Copy out all lines carrying the word "dens".

** BEGIN Entries supplied **

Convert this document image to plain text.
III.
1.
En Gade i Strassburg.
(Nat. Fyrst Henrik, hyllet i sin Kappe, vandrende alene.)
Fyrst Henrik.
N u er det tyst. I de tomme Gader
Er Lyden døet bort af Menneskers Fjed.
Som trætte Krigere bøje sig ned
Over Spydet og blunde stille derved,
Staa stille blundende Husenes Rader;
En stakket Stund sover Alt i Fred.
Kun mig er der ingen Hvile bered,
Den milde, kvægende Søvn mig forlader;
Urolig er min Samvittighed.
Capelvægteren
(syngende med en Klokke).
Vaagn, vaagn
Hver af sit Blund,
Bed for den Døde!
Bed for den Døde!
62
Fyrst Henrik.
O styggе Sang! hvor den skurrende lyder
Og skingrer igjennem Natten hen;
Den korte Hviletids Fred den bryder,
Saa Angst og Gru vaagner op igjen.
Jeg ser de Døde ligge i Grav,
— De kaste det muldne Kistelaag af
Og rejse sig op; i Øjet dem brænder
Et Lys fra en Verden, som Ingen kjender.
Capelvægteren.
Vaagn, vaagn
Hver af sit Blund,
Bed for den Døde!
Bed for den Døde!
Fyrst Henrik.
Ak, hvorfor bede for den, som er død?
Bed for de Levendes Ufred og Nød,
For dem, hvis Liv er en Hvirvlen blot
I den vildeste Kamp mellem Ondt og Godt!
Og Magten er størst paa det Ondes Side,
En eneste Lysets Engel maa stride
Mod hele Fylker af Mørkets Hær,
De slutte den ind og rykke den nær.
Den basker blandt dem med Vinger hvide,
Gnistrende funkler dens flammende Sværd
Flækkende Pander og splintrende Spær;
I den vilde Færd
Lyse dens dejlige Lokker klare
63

** END Entries supplied **

-- Written answer --
Gnistrende funkler dens flammende Sværd
Lyse dens dejlige Lokker klare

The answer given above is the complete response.